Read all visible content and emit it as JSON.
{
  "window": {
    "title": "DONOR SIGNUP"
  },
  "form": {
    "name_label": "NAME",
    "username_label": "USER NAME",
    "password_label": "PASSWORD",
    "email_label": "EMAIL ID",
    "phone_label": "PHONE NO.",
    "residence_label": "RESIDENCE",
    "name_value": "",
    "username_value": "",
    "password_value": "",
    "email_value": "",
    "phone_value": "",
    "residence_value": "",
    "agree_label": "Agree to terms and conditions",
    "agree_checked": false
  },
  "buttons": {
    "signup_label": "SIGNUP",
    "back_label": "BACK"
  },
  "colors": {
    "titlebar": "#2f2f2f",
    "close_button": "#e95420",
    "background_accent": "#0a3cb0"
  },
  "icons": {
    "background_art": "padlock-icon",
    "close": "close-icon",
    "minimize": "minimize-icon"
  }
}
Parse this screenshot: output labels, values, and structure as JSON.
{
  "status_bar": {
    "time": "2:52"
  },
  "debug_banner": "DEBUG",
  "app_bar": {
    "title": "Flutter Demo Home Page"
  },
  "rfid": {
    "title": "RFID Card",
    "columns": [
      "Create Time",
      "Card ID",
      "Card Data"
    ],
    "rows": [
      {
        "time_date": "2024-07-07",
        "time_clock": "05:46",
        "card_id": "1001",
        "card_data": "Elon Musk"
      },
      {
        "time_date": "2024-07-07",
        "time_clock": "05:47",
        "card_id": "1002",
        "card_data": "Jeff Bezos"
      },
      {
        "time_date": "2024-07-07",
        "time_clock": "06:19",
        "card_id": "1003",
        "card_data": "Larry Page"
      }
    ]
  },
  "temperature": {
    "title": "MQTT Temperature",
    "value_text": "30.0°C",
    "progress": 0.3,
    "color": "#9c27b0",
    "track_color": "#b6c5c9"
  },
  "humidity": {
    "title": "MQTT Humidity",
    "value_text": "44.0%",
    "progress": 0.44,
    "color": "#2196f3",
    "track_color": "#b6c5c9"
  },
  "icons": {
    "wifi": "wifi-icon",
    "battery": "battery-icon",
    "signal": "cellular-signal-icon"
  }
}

---

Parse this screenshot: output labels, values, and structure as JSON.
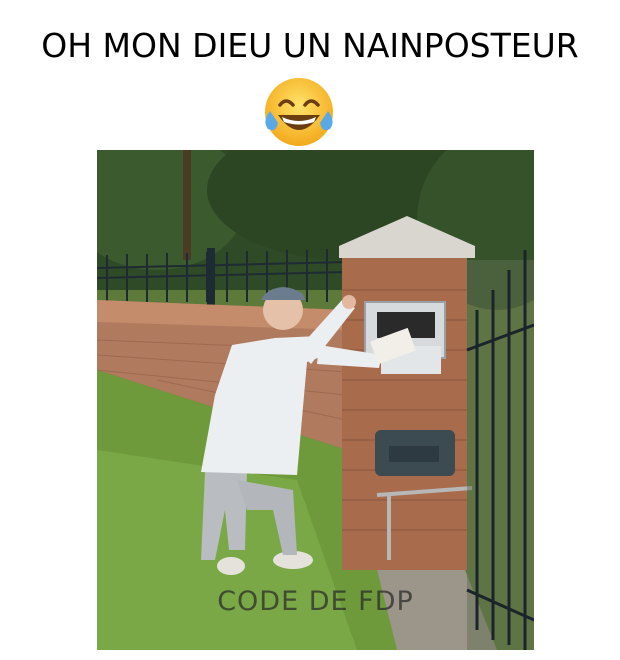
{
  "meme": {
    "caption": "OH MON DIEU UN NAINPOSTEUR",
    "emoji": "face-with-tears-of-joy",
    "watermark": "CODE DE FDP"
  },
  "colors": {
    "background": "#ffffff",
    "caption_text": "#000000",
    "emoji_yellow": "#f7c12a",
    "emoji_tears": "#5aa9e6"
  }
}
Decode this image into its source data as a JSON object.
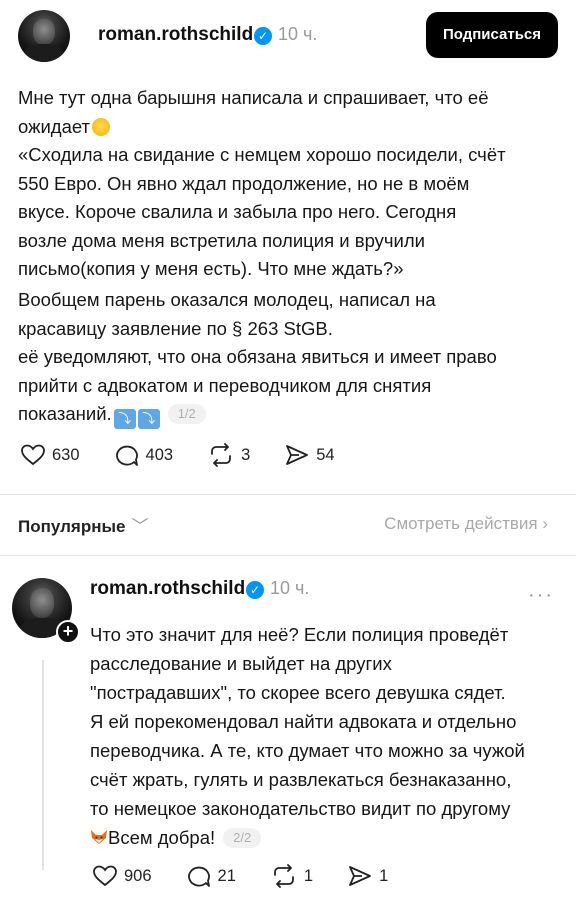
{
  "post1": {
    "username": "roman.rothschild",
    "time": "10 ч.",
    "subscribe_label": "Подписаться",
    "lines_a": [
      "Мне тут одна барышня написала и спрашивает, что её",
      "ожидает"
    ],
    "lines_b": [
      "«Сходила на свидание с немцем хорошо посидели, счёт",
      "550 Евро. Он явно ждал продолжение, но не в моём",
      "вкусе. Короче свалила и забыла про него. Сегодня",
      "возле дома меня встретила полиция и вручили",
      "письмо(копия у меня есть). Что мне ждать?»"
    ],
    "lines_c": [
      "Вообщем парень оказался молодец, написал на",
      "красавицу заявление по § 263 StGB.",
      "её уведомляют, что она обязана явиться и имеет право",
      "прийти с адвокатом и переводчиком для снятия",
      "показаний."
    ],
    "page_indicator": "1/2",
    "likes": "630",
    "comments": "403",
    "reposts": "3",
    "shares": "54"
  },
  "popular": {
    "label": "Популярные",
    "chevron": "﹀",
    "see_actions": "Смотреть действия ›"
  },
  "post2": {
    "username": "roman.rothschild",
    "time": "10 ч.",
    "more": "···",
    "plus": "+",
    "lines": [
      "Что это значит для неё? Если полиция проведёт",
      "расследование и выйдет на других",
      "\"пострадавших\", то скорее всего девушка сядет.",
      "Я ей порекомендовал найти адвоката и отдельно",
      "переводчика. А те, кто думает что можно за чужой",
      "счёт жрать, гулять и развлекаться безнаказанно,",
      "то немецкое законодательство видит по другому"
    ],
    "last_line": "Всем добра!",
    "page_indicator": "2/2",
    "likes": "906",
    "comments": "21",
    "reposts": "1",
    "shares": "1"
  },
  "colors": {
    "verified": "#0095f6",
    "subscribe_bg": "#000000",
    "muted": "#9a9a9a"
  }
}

DIRECTIONS: State the number of lines in the preceding entries that include the word "SIGNUP". Provide nothing else.

RESPONSE TO THE TASK: 2